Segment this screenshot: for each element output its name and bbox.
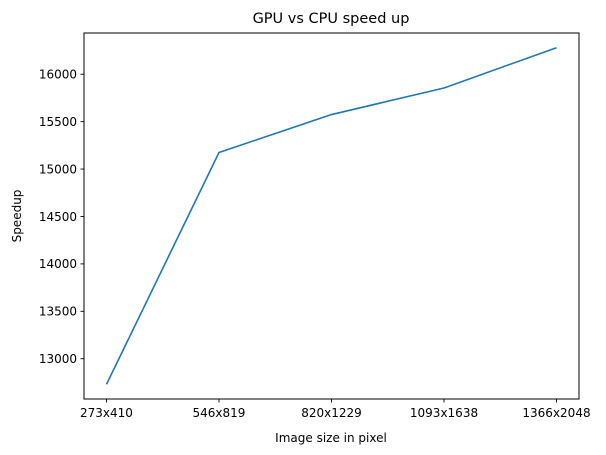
y-tick-label: 14500 (39, 210, 77, 224)
y-axis-label: Speedup (10, 190, 24, 243)
x-tick-label: 546x819 (193, 406, 246, 420)
y-tick-label: 16000 (39, 68, 77, 82)
x-tick-label: 1366x2048 (522, 406, 590, 420)
series-line (105, 46, 557, 385)
chart-title: GPU vs CPU speed up (253, 11, 410, 27)
x-tick-label: 1093x1638 (410, 406, 478, 420)
x-tick-label: 820x1229 (301, 406, 362, 420)
y-tick-label: 14000 (39, 257, 77, 271)
y-axis: 13000 13500 14000 14500 15000 15500 16000 (39, 68, 84, 366)
x-tick-label: 273x410 (80, 406, 133, 420)
x-axis: 273x410 546x819 820x1229 1093x1638 1366x2048 (80, 399, 591, 420)
y-tick-label: 13000 (39, 352, 77, 366)
series-layer (105, 46, 557, 385)
x-axis-label: Image size in pixel (275, 431, 387, 445)
y-tick-label: 15500 (39, 115, 77, 129)
y-tick-label: 13500 (39, 305, 77, 319)
y-tick-label: 15000 (39, 162, 77, 176)
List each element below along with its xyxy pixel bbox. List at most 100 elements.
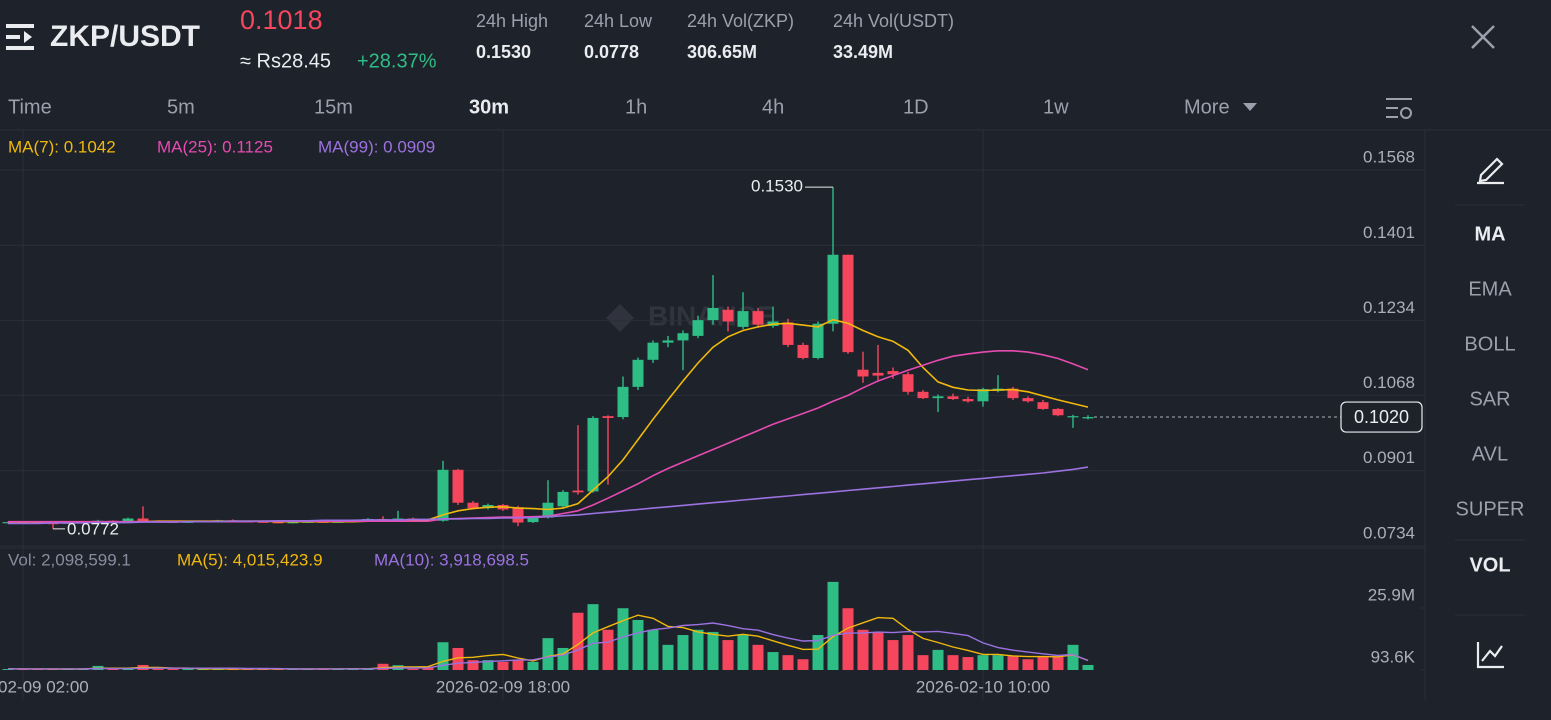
menu-bar (6, 24, 34, 28)
volume-ma-line (7, 622, 1089, 670)
candle-body (842, 254, 854, 353)
volume-legend: Vol: 2,098,599.1 (8, 550, 131, 569)
candle-body (752, 311, 764, 325)
timeframe-tab[interactable]: 15m (314, 96, 353, 118)
volume-bar (947, 655, 959, 670)
timeframe-tab[interactable]: 1D (903, 96, 929, 118)
candle-body (737, 311, 749, 327)
pencil (1478, 157, 1504, 183)
volume-bar (707, 631, 719, 670)
volume-bar (992, 655, 1004, 670)
candle-body (1022, 398, 1034, 402)
draw-tool[interactable] (1477, 157, 1504, 185)
timeframe-tab[interactable]: 1h (625, 96, 647, 118)
ma-line (8, 466, 1089, 525)
legend-entry: MA(99): 0.0909 (318, 137, 435, 156)
volume-bar (1022, 659, 1034, 670)
stat-value: 0.1530 (476, 42, 531, 62)
current-price-box (1340, 401, 1423, 433)
stat-value: 0.0778 (584, 42, 639, 62)
volume-legend-entry: MA(5): 4,015,423.9 (177, 550, 323, 569)
timeframe-tab[interactable]: 1w (1043, 96, 1069, 118)
volume-bar (647, 629, 659, 670)
x-tick-label: 2026-02-09 18:00 (436, 677, 570, 696)
volume-bar (797, 659, 809, 670)
candle-body (617, 386, 629, 418)
candle-body (947, 396, 959, 400)
volume-bar (857, 629, 869, 670)
volume-bar (482, 660, 494, 670)
more-caret (1243, 103, 1257, 111)
volume-bar (842, 608, 854, 670)
candle-body (647, 342, 659, 360)
pair[interactable]: ZKP/USDT (50, 20, 200, 53)
timeframe-tab[interactable]: 30m (469, 96, 509, 118)
candle-body (827, 254, 839, 324)
candle-body (872, 372, 884, 376)
timeframe-tab[interactable]: More (1184, 96, 1230, 118)
candle-body (677, 333, 689, 341)
legend-entry: MA(7): 0.1042 (8, 137, 116, 156)
timeframe-tab[interactable]: Time (8, 96, 52, 118)
candle-body (782, 322, 794, 345)
candle-body (1037, 402, 1049, 409)
menu-bar (6, 35, 20, 39)
chart-type-icon[interactable] (1476, 642, 1504, 669)
indicator-button[interactable]: EMA (1468, 278, 1512, 300)
volume-bar (767, 652, 779, 670)
volume-bar (1067, 644, 1079, 670)
current-price-label: 0.1020 (1354, 407, 1409, 427)
volume-bar (422, 667, 434, 670)
volume-bar (782, 655, 794, 670)
volume-bar (737, 635, 749, 670)
candle-body (662, 340, 674, 343)
volume-bar (407, 668, 419, 670)
volume-bar (917, 655, 929, 670)
volume-tick-label: 25.9M (1368, 585, 1415, 604)
candle-body (437, 469, 449, 521)
close-button[interactable] (1471, 25, 1495, 49)
candle-body (572, 490, 584, 493)
timeframe-tab[interactable]: 5m (167, 96, 195, 118)
indicator-button[interactable]: AVL (1472, 443, 1508, 465)
candle-body (962, 399, 974, 402)
volume-bar (437, 642, 449, 670)
volume-bar (677, 635, 689, 670)
candle-body (812, 323, 824, 358)
volume-bar (182, 668, 194, 670)
menu-icon[interactable] (6, 24, 34, 50)
candle-body (452, 469, 464, 503)
volume-bar (527, 661, 539, 670)
indicator-button[interactable]: BOLL (1464, 333, 1515, 355)
y-tick-label: 0.1401 (1363, 223, 1415, 242)
y-tick-label: 0.1568 (1363, 147, 1415, 166)
volume-bar (752, 644, 764, 670)
volume-bar (722, 640, 734, 670)
icon-gear (1400, 107, 1412, 119)
indicator-button[interactable]: VOL (1469, 554, 1510, 576)
volume-bar (557, 647, 569, 670)
volume-bar (902, 635, 914, 670)
volume-legend-entry: MA(10): 3,918,698.5 (374, 550, 529, 569)
candle-body (887, 371, 899, 375)
volume-bar (452, 647, 464, 670)
menu-bar (6, 46, 34, 50)
x-tick-label: 02-09 02:00 (0, 677, 89, 696)
y-tick-label: 0.1068 (1363, 373, 1415, 392)
volume-bar (812, 635, 824, 670)
low-marker-label: 0.0772 (67, 519, 119, 538)
volume-bar (152, 668, 164, 670)
indicator-button[interactable]: SUPER (1456, 498, 1525, 520)
candle-body (257, 521, 269, 523)
volume-bar (107, 668, 119, 670)
volume-tick-label: 93.6K (1371, 647, 1416, 666)
timeframe-tab[interactable]: 4h (762, 96, 784, 118)
candle-body (692, 320, 704, 336)
volume-bar (497, 661, 509, 670)
indicator-button[interactable]: SAR (1469, 388, 1510, 410)
indicator-button[interactable]: MA (1474, 223, 1505, 245)
candle-body (587, 417, 599, 492)
candle-body (287, 522, 299, 524)
chart-settings-icon[interactable] (1386, 98, 1412, 119)
candle-body (137, 518, 149, 522)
....
> **Exercise**
Lay out the data from the line with "menu-bar (6, 24, 34, 28)" to the line with "menu-bar (6, 35, 20, 39)", both included, as a Markdown table with the columns "Index" and "Text". Number each line in order and leave out any blank lines.

> **Solution**
| Index | Text |
|---|---|
| 1 | menu-bar (6, 24, 34, 28) |
| 2 | volume-ma-line (7, 622, 1089, 670) |
| 3 | candle-body (842, 254, 854, 353) |
| 4 | volume-legend: Vol: 2,098,599.1 (8, 550, 131, 569) |
| 5 | candle-body (752, 311, 764, 325) |
| 6 | timeframe-tab[interactable]: 15m (314, 96, 353, 118) |
| 7 | volume-bar (947, 655, 959, 670) |
| 8 | timeframe-tab[interactable]: 1D (903, 96, 929, 118) |
| 9 | candle-body (737, 311, 749, 327) |
| 10 | pencil (1478, 157, 1504, 183) |
| 11 | volume-bar (707, 631, 719, 670) |
| 12 | volume-bar (992, 655, 1004, 670) |
| 13 | candle-body (1022, 398, 1034, 402) |
| 14 | draw-tool[interactable] (1477, 157, 1504, 185) |
| 15 | timeframe-tab[interactable]: 1h (625, 96, 647, 118) |
| 16 | ma-line (8, 466, 1089, 525) |
| 17 | legend-entry: MA(99): 0.0909 (318, 137, 435, 156) |
| 18 | volume-bar (1022, 659, 1034, 670) |
| 19 | stat-value: 0.1530 (476, 42, 531, 62) |
| 20 | current-price-box (1340, 401, 1423, 433) |
| 21 | stat-value: 0.0778 (584, 42, 639, 62) |
| 22 | volume-legend-entry: MA(5): 4,015,423.9 (177, 550, 323, 569) |
| 23 | timeframe-tab[interactable]: 1w (1043, 96, 1069, 118) |
| 24 | volume-bar (647, 629, 659, 670) |
| 25 | x-tick-label: 2026-02-09 18:00 (436, 677, 570, 696) |
| 26 | volume-bar (797, 659, 809, 670) |
| 27 | candle-body (617, 386, 629, 418) |
| 28 | candle-body (947, 396, 959, 400) |
| 29 | volume-bar (857, 629, 869, 670) |
| 30 | volume-bar (482, 660, 494, 670) |
| 31 | more-caret (1243, 103, 1257, 111) |
| 32 | volume-bar (842, 608, 854, 670) |
| 33 | candle-body (647, 342, 659, 360) |
| 34 | pair[interactable]: ZKP/USDT (50, 20, 200, 53) |
| 35 | timeframe-tab[interactable]: 30m (469, 96, 509, 118) |
| 36 | candle-body (827, 254, 839, 324) |
| 37 | candle-body (872, 372, 884, 376) |
| 38 | timeframe-tab[interactable]: More (1184, 96, 1230, 118) |
| 39 | candle-body (677, 333, 689, 341) |
| 40 | legend-entry: MA(7): 0.1042 (8, 137, 116, 156) |
| 41 | timeframe-tab[interactable]: Time (8, 96, 52, 118) |
| 42 | candle-body (782, 322, 794, 345) |
| 43 | candle-body (1037, 402, 1049, 409) |
| 44 | menu-bar (6, 35, 20, 39) |